Source data
----

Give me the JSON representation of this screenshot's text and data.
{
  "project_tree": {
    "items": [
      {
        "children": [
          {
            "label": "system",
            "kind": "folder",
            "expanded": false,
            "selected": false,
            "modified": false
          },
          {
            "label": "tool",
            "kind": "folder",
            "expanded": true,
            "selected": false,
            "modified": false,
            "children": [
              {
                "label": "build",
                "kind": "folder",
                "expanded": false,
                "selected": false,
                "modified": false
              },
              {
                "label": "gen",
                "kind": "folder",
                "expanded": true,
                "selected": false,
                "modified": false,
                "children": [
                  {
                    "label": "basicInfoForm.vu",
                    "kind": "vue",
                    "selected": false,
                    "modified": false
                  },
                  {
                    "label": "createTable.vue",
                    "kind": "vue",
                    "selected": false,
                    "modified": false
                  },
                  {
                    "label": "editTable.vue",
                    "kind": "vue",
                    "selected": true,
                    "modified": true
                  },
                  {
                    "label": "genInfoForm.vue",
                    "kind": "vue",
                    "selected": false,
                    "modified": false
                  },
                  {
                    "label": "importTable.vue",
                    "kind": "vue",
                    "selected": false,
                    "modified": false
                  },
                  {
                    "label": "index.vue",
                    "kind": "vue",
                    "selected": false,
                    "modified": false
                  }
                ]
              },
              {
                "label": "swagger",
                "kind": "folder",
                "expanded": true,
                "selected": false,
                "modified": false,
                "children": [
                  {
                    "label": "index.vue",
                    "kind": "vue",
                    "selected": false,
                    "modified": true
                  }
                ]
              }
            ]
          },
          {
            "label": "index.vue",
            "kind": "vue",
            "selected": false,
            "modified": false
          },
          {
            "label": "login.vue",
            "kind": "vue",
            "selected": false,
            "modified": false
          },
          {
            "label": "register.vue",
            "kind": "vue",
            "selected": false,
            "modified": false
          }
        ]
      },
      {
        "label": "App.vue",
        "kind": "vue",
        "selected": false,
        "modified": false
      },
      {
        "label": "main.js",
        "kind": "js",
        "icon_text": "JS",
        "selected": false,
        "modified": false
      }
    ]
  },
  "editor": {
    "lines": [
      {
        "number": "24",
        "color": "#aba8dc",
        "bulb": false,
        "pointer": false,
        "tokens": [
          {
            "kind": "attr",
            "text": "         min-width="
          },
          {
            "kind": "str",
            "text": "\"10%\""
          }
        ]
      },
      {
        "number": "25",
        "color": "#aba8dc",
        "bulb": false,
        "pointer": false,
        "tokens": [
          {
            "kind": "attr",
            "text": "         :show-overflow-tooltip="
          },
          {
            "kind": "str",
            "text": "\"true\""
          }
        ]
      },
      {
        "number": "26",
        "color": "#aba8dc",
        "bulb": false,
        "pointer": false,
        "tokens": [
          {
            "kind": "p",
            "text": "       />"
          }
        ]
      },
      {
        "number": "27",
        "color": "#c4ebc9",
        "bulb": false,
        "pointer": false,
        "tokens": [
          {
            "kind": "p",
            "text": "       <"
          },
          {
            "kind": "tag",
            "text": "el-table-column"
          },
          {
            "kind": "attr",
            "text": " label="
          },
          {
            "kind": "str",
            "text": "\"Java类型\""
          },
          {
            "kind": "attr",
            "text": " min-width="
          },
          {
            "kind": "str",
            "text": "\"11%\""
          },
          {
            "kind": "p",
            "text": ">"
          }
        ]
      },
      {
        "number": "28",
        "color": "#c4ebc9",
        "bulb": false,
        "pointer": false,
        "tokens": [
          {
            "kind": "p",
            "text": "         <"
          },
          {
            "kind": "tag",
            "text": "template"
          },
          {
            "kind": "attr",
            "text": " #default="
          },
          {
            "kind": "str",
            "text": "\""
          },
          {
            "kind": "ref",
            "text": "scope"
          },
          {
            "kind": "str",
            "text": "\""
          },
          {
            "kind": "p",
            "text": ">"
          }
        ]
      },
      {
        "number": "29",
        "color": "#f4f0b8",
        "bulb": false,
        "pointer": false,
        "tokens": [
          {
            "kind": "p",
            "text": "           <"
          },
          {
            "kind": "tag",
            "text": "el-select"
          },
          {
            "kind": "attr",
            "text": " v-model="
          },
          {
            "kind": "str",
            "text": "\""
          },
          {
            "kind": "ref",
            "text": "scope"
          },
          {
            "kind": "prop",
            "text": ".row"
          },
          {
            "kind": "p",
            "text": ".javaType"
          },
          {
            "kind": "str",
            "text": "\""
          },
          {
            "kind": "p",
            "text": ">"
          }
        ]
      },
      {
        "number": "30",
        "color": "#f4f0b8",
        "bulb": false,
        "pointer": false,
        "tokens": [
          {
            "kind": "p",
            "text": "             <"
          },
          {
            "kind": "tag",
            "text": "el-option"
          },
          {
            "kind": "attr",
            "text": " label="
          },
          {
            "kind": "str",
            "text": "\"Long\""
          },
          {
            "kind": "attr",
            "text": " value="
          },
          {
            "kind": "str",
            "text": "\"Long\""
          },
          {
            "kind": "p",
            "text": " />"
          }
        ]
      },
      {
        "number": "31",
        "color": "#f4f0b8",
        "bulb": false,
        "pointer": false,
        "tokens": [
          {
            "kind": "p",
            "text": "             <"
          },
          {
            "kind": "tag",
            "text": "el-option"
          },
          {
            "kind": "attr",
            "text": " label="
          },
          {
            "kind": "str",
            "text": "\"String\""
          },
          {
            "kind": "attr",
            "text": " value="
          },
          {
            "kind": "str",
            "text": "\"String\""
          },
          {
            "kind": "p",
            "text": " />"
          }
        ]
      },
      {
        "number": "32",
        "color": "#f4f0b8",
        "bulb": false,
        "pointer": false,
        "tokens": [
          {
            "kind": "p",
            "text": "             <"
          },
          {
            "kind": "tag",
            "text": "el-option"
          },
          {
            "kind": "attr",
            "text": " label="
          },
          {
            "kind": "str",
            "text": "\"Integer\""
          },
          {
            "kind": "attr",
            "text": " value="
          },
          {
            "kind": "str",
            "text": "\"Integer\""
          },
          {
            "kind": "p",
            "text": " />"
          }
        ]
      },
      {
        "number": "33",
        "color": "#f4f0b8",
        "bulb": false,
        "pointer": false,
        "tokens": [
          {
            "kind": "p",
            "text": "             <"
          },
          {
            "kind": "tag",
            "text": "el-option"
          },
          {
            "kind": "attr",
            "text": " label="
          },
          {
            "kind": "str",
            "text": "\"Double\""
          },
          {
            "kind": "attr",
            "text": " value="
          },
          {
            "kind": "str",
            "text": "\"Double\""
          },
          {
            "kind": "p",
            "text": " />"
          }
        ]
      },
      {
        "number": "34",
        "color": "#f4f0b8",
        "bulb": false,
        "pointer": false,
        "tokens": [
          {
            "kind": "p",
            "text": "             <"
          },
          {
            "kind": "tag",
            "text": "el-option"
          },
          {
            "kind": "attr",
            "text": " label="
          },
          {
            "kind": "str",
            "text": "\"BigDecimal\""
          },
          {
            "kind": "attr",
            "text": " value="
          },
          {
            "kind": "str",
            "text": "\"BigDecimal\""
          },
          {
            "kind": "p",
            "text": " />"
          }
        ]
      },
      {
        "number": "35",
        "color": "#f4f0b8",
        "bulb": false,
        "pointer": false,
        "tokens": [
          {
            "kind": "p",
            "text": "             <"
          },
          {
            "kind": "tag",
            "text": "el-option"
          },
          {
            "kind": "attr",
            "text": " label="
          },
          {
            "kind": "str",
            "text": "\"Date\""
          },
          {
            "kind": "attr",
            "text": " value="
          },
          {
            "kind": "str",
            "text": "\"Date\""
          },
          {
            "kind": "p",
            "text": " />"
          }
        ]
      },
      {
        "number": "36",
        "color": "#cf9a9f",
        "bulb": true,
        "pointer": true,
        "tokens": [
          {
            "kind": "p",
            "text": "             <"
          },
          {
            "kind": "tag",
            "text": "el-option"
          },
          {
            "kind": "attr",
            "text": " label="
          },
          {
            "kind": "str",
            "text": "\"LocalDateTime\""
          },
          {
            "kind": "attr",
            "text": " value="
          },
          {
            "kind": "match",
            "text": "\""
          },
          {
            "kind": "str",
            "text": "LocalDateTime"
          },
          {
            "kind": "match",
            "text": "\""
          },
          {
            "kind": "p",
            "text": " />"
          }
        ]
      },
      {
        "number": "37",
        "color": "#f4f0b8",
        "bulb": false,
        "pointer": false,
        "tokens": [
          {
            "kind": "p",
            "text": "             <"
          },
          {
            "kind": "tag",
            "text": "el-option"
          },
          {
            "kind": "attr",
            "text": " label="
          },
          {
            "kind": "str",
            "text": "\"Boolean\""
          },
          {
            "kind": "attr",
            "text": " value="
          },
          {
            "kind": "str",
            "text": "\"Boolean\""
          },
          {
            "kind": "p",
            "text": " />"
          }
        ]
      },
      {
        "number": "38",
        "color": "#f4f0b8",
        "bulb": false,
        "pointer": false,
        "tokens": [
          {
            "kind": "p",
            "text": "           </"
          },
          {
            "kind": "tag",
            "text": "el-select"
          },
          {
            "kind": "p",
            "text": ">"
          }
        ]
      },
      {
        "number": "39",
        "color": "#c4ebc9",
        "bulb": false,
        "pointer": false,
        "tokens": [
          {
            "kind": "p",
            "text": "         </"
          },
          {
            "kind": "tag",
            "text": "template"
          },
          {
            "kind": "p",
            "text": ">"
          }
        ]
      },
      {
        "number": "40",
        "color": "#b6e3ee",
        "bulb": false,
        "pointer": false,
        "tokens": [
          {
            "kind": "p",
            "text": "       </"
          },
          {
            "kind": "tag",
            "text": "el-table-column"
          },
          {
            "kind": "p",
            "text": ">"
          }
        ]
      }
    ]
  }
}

----

● **Task objective**:
Extract every line above that contains the word "expanded".

● **Written response**:
            "expanded": false,
            "expanded": true,
                "expanded": false,
                "expanded": true,
                "expanded": true,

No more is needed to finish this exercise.